■ Verilen görev A
Aşağıdaki alıntı metne göre şu soruları cevaplayın:
(i) Dava konusu ikinci hasar hangi hatta meydana gelmiştir?
(ii) Zeyilname ile sigortanın başlangıcı olarak hangi tarih kabul edilmiştir?
(iii) Davalı yükleniciden tahsili gerektiği değerlendirilen toplam tutar nedir?

■ Alıntı metin
#####

Dava konusu edilen ikinci hasar 13.10.2005 tarihli gaz kaçağı ihbarı üzerine Sivas-Malatya O.S.B. hattında meydana gelen hasardır. Davacı ile davalı yüklenici … … A.Ş. arasında Sivas-Malatya Doğal Gaz İletim Hattı Projesinin bitirilmemiş ve 26.05.2006 itibar tarihli Kısmi Geçici Kabule dahil olmayan 24″lük Malatya branşman hattının da dahil olduğu projenin tümüne ilişkin 29.08.2005 itibar tarihli Geçici Kabul Tutanağı düzenlenmiş, tutanağın eksiklikler giderilene kadar All-Risk sigorta sorumluluğunun yüklenici firmada olduğu karar altına alınarak imzalanmıştır. Daha sonra davacı tarafça söz konusu boru hattının da da sigorta kapsamına alınması davalı sigorta şirketinden talep edilmiş, davalı sigorta şirketi tarafından 20.12.2005 tarihli zeyilname ile sigortanın başlangıcı 24.11.2005 tarihi olarak kabul edilip, bahse konu boru hattının sigorta poliçesi kapsamına alınmıştır.
Dava konusu edilen 13.10.2005 tarihli ikinci hasar ile ilgili olarak aynı tarihte davalı sigorta şirketine ihbarda bulunulmuş olup, sigorta şirketince ikinci gaz kaçağının zeyilname ile sigorta başlangıcı olarak kabul edilen 24.11.2005 tarihinden önce başladığı ve bu nedenle teminat kapsamı dışında olduğu gerekçesiyle davacının hasar talepleri reddedilmiştir.
Dairemizce, dava konusu edilen ikinci hasarın, hattın kesin kabulünden ve sigorta teminatı kapsamına alınmasından önce, bir başka anlatımla davacı …’ın hukuki sorumluluğuna girmeden önce oluştuğu, bu nedenle davalı … Sigorta A.Ş.’nin sorumlu olmadığı, ancak yüklenici … … A.Ş.’nin Geçici Kabul Tutanağında kabul edildiği üzere sorumlu olduğu, dava dilekçesindeki anlatımların da bu yönde olduğu kabul edilmiş, davacı …’ın müterafık kusuru olmadığı düşüncesiyle 961.901,10 USD gaz zayiatı bedeli, 50.605,89 USD harcırah, konaklama, araç akaryakıt, fazla mesai bedeli olmak üzere toplam 1.012.506,99 USD’nin davalı … … A.Ş.’nden tahsili gerektiği değerlendirilmiştir.

#####

■ Gösterilen satırlar
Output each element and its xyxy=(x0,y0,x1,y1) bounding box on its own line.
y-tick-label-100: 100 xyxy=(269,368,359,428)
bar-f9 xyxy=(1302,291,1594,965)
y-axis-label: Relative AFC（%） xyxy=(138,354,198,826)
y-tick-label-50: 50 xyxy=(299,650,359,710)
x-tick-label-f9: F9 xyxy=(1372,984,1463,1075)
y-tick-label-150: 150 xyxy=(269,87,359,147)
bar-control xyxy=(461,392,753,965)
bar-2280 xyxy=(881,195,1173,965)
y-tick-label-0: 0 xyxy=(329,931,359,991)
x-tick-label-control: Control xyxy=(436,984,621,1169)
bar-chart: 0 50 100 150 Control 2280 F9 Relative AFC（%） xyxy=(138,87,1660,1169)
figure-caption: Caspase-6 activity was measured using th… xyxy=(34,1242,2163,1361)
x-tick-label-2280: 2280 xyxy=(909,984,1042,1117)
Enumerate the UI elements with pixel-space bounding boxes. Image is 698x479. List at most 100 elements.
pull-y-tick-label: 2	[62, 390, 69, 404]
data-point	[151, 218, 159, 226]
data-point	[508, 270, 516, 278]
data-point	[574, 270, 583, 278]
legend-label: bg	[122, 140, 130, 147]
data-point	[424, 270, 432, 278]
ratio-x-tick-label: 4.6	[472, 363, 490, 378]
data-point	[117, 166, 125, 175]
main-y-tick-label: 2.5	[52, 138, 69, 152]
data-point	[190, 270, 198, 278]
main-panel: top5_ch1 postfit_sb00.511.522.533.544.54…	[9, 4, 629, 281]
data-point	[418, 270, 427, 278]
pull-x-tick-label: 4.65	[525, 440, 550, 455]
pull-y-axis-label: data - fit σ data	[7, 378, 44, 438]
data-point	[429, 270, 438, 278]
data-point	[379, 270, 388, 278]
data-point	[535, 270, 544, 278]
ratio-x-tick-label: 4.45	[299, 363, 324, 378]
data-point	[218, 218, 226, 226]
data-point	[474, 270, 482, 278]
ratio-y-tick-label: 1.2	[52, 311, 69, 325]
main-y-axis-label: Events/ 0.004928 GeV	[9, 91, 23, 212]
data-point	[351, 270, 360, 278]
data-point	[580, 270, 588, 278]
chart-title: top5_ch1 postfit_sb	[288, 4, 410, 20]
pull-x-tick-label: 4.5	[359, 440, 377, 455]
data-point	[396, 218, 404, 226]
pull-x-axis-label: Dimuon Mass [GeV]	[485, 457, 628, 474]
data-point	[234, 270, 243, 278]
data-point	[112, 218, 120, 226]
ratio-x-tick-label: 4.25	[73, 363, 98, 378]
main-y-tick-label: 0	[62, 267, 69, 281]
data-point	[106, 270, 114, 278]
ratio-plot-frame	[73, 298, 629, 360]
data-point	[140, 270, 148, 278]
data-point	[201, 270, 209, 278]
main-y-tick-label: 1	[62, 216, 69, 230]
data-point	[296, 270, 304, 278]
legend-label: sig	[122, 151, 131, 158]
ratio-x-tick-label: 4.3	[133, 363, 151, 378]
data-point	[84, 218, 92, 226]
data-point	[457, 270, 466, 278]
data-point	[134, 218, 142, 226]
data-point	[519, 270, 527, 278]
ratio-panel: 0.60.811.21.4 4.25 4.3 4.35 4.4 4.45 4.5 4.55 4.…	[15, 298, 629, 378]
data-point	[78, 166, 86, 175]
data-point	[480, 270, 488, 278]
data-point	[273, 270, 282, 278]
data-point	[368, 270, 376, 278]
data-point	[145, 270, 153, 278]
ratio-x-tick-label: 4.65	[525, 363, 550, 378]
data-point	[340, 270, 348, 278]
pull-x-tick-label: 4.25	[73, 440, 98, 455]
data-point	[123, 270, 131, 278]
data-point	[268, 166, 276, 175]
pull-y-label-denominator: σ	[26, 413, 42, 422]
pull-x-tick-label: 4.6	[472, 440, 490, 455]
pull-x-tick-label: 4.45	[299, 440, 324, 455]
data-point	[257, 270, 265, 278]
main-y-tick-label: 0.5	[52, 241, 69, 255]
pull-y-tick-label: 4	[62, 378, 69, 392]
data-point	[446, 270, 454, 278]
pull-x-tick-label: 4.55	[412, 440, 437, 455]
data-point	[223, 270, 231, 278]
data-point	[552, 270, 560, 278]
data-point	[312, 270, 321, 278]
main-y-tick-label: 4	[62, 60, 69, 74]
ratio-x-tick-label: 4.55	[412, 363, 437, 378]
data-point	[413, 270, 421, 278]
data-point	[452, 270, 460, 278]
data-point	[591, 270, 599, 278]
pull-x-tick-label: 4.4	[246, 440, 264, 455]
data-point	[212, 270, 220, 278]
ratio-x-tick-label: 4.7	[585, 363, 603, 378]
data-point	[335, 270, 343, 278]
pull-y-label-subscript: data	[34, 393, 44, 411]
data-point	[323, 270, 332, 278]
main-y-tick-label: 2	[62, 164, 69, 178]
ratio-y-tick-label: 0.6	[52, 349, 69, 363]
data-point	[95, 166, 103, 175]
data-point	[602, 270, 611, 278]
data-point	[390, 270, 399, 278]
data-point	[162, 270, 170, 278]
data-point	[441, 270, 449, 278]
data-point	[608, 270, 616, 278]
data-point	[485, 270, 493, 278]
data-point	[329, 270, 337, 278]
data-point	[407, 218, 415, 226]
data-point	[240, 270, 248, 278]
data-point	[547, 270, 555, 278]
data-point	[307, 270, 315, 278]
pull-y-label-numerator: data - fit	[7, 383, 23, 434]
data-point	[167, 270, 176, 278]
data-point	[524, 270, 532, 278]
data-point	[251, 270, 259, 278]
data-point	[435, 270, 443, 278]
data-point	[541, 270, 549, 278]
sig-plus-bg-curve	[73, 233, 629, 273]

#####

■ Verilen görev B
Yukarıdaki satırlardan, ilk satırdan "390, 69, 404]" ifadesini içeren satıra kadar olanları, iki uç satır da dahil, hiç değiştirmeden yazın.

■ Cevap A
(i) Sivas-Malatya O.S.B. hattında.
(ii) 24.11.2005 tarihi.
(iii) 1.012.506,99 USD.

■ Cevap B
Output each element and its xyxy=(x0,y0,x1,y1) bounding box on its own line.
y-tick-label-100: 100 xyxy=(269,368,359,428)
bar-f9 xyxy=(1302,291,1594,965)
y-axis-label: Relative AFC（%） xyxy=(138,354,198,826)
y-tick-label-50: 50 xyxy=(299,650,359,710)
x-tick-label-f9: F9 xyxy=(1372,984,1463,1075)
y-tick-label-150: 150 xyxy=(269,87,359,147)
bar-control xyxy=(461,392,753,965)
bar-2280 xyxy=(881,195,1173,965)
y-tick-label-0: 0 xyxy=(329,931,359,991)
x-tick-label-control: Control xyxy=(436,984,621,1169)
bar-chart: 0 50 100 150 Control 2280 F9 Relative AFC（%） xyxy=(138,87,1660,1169)
figure-caption: Caspase-6 activity was measured using th… xyxy=(34,1242,2163,1361)
x-tick-label-2280: 2280 xyxy=(909,984,1042,1117)
Enumerate the UI elements with pixel-space bounding boxes. Image is 698x479. List at most 100 elements.
pull-y-tick-label: 2	[62, 390, 69, 404]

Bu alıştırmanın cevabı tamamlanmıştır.